Work instructions »
1. Please quote the Meh List interview word for word, starting at "SH: For a while" and ending at "magazines were taking.".
2. In the Meh List interview, where is Wolfgang's steakhouse located?
======== Provided passage ========
SH: You and I had a staredown after Greg left. I knew that you were going to try to convince me that this was my big, exciting moment to take over the Meh List — an honor that I had very little interest in having bestowed upon me. My conditions for assuming the job were that 1) I get to do it along with my friend Libby Gery, who’s a user experience strategist here at the Times (hence the addition of “user experience” to the “additional reporting” credit), and 2) that we always write the lists over martinis at Wolfgang’s, the steakhouse in the ground floor of the Times building.

JK: You had me at Wolfgang’s.

SH: For a while other people at the magazine and elsewhere in the building knew our Meh List Wolfgang’s schedule and would drop by to make suggestions. It was magical. Do you think that was the List’s heydey?

JK: Probably. I liked the addition of Libby: as a digital designer, she added a much needed anti-analog component. It somehow parallelled the course that real, multi-page magazines were taking.
======== Stored data ========
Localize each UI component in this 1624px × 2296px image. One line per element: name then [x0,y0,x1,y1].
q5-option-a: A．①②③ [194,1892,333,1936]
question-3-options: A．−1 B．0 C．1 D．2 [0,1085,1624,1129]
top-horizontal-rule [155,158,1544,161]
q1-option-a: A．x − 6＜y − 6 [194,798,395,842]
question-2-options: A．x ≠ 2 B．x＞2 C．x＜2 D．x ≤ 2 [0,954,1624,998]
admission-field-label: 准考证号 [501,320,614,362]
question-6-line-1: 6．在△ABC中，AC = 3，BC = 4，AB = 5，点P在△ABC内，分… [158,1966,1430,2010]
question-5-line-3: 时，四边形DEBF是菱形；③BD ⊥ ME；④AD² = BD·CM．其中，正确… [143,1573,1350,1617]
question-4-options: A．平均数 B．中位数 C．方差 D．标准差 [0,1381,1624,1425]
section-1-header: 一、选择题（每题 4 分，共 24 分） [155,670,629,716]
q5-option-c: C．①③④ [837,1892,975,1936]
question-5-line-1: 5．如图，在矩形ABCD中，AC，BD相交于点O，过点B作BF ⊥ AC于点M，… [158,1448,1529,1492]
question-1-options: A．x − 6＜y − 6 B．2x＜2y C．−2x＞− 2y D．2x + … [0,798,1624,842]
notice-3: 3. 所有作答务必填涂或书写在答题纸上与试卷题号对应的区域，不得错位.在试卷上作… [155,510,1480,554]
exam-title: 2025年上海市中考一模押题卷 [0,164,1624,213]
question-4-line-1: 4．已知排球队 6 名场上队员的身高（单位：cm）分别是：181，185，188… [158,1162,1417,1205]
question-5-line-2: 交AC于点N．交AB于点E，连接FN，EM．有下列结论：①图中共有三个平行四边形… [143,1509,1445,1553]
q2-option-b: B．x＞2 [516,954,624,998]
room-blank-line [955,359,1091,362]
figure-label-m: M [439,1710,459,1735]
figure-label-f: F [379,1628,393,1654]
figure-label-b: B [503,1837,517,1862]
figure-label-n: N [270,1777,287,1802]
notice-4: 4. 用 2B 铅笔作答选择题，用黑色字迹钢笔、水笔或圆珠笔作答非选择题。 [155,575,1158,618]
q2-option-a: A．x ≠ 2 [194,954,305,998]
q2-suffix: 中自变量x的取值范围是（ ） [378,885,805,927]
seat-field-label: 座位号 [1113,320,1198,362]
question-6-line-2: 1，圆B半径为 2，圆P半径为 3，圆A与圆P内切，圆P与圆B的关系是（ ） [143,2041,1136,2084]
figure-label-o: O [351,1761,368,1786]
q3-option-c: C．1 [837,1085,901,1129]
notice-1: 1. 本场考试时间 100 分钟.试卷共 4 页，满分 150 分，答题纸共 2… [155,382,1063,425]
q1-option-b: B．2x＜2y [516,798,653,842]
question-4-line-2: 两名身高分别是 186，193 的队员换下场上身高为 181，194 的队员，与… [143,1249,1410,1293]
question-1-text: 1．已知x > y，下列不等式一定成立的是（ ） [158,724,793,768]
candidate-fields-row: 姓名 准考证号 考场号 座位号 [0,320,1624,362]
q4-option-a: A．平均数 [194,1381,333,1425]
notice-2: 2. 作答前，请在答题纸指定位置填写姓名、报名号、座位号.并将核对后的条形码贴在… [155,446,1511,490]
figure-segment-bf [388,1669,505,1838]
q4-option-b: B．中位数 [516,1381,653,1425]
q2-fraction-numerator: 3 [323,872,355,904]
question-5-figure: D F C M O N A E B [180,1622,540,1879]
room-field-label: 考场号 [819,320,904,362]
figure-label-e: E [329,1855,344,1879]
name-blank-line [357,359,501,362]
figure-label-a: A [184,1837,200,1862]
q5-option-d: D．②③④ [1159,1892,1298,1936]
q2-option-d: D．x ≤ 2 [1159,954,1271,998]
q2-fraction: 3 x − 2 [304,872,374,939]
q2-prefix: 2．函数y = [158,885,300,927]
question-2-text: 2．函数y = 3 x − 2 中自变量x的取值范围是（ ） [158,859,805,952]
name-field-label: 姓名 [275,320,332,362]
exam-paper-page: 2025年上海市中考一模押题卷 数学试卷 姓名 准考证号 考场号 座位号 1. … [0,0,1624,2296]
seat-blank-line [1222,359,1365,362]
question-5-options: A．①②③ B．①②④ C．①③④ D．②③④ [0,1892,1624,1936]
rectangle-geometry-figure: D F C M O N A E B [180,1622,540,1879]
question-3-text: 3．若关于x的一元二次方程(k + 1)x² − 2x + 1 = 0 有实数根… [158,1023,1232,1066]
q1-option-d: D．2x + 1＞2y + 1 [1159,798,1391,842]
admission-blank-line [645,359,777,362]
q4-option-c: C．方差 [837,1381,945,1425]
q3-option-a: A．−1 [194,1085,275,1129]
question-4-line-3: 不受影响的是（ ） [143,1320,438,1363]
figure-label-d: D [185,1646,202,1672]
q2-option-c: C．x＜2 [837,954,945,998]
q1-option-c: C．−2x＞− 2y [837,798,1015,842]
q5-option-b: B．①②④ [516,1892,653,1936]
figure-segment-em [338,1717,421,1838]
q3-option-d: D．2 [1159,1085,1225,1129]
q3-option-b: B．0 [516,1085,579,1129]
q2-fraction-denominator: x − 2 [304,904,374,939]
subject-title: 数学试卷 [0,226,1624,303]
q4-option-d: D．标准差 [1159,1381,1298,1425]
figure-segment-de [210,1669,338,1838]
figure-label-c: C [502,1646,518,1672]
========
Task responses »
1.
SH: For a while other people at the magazine and elsewhere in the building knew our Meh List Wolfgang’s schedule and would drop by to make suggestions. It was magical. Do you think that was the List’s heydey?

JK: Probably. I liked the addition of Libby: as a digital designer, she added a much needed anti-analog component. It somehow parallelled the course that real, multi-page magazines were taking.

2. On the ground floor of the Times building.